== AIM OF THE EXERCISE ==
Show every line below where "jednotky" can be found.
══ MATERIAL ══
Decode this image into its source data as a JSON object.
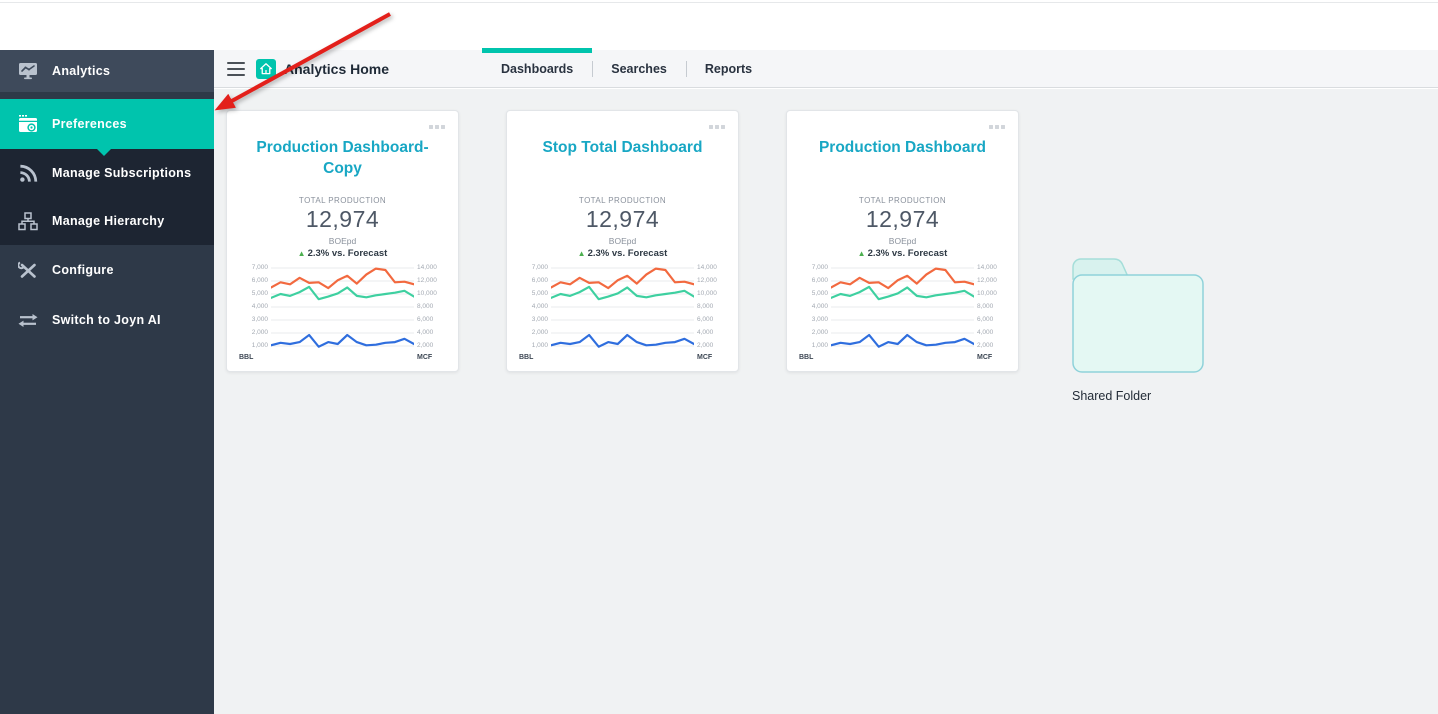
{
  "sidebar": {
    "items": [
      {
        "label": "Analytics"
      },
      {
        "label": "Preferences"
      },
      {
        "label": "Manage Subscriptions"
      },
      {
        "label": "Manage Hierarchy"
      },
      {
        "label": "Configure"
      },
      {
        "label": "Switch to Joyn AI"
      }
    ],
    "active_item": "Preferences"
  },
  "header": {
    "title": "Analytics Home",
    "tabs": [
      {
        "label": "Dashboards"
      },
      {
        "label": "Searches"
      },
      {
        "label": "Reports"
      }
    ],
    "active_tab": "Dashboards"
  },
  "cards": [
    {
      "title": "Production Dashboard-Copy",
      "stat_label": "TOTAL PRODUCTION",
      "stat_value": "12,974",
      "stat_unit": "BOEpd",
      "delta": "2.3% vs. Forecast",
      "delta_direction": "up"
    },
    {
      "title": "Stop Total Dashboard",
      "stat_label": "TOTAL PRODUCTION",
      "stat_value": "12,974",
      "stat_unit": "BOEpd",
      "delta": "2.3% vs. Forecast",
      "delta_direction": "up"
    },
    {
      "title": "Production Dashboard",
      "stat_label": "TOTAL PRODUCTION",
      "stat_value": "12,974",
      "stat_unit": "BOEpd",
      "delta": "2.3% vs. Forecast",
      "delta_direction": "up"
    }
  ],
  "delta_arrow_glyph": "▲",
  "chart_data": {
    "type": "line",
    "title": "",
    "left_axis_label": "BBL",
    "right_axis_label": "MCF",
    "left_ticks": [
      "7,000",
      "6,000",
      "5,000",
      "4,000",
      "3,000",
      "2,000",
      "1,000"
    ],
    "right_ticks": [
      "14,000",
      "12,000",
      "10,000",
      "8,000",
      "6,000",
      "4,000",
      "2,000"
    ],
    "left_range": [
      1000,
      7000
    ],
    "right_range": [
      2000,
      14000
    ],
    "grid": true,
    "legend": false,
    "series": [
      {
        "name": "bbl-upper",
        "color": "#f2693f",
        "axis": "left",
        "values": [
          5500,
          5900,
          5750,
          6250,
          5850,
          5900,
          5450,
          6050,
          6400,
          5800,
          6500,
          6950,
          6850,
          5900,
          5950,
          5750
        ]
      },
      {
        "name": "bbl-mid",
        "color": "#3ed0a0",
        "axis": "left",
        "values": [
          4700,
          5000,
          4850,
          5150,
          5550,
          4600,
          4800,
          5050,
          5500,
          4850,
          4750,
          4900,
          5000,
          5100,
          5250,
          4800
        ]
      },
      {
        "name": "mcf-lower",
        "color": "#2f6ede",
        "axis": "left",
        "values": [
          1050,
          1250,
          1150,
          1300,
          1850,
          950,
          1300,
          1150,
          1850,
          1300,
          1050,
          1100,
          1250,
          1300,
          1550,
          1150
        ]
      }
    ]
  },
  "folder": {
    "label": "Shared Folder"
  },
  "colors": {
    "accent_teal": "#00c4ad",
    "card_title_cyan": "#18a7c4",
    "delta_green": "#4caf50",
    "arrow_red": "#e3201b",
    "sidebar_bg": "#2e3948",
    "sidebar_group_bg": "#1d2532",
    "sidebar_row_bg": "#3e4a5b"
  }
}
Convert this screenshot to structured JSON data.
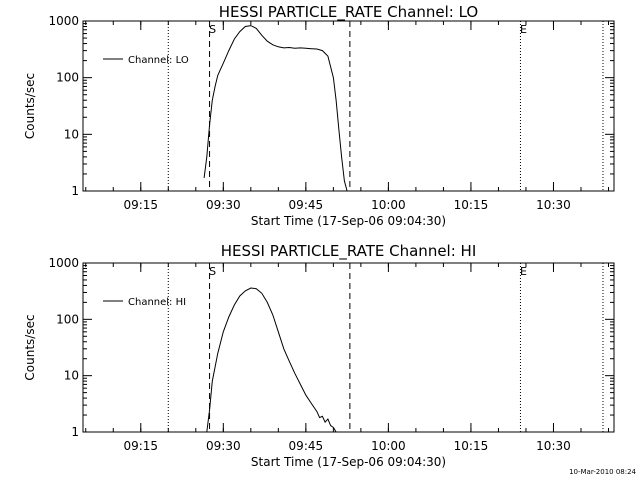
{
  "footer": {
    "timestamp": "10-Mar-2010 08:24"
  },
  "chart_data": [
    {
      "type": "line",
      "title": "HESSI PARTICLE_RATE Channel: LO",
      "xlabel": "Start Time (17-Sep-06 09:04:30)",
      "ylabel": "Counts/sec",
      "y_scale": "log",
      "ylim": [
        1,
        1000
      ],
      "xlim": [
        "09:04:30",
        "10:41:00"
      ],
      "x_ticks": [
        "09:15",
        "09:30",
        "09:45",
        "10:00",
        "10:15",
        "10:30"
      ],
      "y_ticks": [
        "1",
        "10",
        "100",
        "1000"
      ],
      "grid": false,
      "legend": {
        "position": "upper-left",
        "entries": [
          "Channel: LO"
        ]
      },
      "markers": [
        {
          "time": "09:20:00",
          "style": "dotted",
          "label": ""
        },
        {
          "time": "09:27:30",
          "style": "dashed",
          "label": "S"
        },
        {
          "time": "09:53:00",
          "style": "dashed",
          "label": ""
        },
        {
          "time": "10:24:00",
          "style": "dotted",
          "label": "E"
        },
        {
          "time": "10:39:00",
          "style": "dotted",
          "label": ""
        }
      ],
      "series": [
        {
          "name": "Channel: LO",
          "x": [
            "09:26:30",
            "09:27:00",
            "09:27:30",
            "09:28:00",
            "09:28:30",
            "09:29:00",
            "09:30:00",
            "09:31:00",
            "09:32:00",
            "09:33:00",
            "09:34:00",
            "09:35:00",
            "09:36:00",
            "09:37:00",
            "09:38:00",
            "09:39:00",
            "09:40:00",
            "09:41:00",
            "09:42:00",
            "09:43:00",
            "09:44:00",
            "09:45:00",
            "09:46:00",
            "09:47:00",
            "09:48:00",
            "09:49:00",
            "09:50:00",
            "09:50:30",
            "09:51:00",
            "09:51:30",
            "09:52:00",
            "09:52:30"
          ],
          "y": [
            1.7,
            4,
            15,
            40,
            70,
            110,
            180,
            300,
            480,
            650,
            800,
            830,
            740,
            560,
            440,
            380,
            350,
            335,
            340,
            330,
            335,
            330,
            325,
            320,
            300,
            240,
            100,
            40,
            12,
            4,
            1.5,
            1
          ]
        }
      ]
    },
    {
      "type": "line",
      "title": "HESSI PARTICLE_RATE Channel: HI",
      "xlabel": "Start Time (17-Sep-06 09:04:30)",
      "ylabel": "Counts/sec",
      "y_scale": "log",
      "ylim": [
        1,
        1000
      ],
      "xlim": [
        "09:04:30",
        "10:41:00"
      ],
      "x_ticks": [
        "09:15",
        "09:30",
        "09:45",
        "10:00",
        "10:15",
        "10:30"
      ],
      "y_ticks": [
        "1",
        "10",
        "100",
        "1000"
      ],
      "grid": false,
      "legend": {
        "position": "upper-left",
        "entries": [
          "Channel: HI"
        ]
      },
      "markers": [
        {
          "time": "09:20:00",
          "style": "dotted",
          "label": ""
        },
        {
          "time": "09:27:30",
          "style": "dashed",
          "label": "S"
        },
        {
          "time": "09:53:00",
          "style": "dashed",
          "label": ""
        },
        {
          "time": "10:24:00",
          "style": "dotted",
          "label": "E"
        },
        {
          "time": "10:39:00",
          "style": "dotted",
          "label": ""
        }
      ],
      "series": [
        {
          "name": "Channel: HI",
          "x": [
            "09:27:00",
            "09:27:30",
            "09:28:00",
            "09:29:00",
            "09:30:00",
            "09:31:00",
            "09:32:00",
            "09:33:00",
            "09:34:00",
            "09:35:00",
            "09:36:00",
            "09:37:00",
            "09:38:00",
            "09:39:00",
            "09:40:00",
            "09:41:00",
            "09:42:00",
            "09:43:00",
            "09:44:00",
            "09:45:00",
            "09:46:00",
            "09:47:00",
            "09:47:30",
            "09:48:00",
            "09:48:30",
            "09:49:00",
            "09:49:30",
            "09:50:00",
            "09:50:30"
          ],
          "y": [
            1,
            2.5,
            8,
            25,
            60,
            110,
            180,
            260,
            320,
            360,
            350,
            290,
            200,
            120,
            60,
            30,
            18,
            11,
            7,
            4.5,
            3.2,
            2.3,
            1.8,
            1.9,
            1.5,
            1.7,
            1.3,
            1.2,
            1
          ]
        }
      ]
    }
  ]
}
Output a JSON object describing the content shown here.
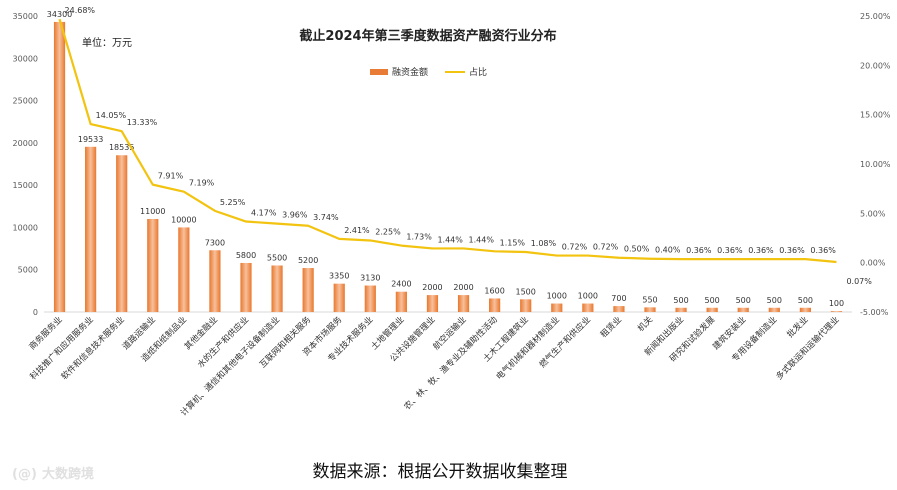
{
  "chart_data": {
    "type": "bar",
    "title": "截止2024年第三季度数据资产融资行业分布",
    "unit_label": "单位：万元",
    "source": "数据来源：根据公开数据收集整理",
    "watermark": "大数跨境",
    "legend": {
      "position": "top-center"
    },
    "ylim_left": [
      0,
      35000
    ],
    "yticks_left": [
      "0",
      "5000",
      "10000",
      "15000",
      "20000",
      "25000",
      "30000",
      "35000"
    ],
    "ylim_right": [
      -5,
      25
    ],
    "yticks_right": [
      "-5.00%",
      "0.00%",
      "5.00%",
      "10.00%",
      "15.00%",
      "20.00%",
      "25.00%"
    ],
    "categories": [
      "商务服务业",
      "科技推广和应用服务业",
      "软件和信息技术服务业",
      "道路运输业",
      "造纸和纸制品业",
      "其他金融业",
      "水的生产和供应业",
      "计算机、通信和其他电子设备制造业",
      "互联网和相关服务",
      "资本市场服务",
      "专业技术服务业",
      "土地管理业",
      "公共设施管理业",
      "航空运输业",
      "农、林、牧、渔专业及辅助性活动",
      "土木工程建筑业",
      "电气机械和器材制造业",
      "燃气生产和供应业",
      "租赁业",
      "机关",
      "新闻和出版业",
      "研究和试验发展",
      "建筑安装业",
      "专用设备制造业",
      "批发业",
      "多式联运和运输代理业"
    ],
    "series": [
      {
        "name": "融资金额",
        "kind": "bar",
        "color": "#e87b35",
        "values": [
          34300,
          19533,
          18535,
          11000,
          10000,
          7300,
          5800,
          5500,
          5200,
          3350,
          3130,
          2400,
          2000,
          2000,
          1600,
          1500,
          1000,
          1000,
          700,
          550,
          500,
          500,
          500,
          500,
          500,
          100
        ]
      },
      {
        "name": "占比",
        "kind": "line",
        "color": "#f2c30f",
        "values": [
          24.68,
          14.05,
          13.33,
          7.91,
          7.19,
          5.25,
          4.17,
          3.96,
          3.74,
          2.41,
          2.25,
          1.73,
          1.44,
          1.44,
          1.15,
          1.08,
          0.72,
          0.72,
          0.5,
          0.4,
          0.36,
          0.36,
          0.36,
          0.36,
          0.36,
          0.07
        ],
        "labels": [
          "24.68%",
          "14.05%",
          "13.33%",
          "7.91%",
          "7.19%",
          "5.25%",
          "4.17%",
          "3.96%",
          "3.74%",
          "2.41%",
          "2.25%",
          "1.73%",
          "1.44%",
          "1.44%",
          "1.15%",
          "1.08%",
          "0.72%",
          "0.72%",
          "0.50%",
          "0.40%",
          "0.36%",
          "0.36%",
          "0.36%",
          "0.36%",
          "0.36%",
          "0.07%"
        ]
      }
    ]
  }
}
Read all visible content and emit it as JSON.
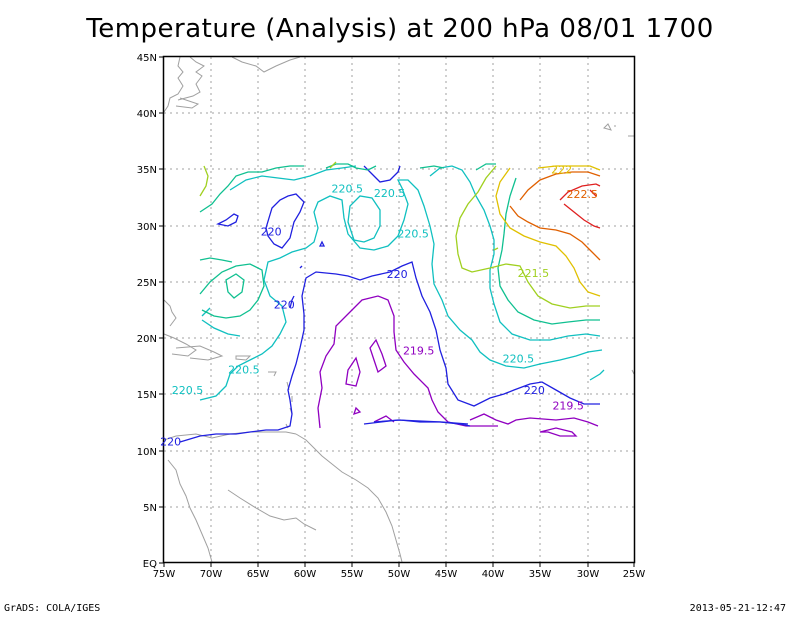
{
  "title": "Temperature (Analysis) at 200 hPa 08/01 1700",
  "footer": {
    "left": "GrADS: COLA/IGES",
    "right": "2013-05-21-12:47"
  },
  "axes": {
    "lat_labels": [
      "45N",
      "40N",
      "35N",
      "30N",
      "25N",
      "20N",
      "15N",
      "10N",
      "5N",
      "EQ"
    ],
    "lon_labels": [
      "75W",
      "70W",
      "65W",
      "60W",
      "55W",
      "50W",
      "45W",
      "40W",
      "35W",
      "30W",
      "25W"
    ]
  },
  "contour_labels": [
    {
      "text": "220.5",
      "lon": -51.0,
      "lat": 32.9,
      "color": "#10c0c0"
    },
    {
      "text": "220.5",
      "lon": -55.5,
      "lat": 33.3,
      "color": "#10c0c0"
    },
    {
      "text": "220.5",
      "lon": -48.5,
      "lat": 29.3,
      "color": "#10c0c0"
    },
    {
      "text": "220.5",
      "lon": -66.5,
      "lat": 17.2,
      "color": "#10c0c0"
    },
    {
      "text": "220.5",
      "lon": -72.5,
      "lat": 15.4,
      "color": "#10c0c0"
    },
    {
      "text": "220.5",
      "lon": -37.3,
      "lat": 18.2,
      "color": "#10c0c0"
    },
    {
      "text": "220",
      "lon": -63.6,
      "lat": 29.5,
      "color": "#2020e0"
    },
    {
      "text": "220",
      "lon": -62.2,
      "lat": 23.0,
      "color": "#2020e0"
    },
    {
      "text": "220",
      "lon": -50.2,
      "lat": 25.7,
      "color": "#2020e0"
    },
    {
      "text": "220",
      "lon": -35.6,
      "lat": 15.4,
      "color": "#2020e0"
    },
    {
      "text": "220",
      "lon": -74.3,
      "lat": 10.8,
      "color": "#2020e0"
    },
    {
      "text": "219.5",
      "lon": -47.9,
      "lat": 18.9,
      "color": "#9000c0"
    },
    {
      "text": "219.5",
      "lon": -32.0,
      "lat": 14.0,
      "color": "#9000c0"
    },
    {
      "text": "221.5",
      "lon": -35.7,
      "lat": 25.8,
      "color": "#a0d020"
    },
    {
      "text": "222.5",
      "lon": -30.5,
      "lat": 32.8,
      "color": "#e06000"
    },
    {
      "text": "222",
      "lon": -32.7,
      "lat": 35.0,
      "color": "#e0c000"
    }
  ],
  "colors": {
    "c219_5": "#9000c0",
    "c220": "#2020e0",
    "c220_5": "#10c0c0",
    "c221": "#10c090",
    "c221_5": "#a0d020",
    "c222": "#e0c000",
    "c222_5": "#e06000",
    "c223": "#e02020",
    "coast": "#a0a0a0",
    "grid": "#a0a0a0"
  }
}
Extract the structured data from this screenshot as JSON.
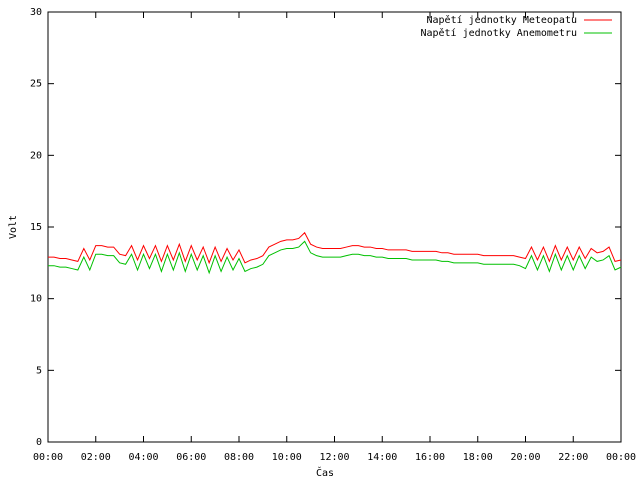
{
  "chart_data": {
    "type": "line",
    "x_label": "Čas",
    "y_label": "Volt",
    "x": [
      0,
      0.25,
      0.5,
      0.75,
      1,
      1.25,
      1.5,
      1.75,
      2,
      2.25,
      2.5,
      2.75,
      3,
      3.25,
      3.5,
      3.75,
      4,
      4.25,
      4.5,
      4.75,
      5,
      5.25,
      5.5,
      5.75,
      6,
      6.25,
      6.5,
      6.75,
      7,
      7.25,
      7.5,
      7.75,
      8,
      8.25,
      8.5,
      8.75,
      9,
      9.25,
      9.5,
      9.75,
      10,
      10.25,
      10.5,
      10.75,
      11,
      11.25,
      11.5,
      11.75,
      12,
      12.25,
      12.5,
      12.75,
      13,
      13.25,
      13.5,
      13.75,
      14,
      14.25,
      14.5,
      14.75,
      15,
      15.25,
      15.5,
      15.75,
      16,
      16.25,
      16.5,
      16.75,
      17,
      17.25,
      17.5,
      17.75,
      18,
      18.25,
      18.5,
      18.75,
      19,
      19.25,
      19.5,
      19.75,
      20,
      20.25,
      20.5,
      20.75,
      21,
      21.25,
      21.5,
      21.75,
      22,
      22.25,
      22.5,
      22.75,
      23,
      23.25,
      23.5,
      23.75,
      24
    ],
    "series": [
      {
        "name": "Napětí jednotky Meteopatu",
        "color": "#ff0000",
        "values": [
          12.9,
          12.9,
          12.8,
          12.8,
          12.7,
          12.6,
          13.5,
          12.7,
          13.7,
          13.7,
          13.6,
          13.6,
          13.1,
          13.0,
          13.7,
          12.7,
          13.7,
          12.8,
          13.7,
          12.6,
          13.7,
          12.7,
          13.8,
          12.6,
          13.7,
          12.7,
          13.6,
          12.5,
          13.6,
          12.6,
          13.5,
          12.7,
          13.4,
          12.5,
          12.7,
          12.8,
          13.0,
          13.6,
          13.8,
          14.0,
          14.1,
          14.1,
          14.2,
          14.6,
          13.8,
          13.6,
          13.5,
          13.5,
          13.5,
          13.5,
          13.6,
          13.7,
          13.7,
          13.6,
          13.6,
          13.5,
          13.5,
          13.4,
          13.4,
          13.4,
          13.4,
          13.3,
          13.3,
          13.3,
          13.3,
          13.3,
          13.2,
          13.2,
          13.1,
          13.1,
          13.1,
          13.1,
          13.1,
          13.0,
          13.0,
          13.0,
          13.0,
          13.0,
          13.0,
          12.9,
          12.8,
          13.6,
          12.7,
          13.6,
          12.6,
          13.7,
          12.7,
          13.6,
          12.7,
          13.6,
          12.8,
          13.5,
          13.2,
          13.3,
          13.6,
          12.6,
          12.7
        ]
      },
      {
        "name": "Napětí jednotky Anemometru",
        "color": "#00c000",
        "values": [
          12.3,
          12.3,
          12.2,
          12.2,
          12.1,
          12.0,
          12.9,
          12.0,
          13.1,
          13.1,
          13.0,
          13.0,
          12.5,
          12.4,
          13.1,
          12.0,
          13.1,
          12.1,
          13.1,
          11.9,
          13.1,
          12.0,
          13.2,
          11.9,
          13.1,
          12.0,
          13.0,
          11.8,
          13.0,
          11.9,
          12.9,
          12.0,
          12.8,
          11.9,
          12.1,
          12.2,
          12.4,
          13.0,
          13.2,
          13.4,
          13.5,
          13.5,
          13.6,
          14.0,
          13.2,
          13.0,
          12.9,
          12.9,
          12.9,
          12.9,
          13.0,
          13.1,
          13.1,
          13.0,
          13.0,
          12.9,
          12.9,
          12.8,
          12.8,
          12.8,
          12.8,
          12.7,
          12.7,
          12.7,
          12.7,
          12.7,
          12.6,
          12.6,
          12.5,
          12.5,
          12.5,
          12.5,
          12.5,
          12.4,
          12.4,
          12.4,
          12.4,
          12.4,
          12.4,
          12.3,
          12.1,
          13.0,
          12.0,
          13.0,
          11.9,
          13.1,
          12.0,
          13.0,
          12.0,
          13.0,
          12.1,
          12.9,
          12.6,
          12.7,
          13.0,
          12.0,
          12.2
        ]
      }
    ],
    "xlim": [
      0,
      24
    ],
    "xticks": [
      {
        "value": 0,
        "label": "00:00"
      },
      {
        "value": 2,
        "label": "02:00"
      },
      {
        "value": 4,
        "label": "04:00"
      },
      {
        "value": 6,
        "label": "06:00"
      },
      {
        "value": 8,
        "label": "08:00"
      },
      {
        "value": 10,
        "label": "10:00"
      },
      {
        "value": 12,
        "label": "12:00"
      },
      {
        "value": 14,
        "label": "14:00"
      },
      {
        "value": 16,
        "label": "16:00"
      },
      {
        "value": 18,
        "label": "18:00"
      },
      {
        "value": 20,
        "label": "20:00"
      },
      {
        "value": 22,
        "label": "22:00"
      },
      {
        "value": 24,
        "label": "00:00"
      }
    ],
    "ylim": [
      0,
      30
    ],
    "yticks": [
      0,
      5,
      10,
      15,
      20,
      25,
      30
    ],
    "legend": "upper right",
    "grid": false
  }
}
═══
== PROBLEM SOLUTION ==
        "name": "Napětí jednotky Meteopatu",
        "name": "Napětí jednotky Anemometru",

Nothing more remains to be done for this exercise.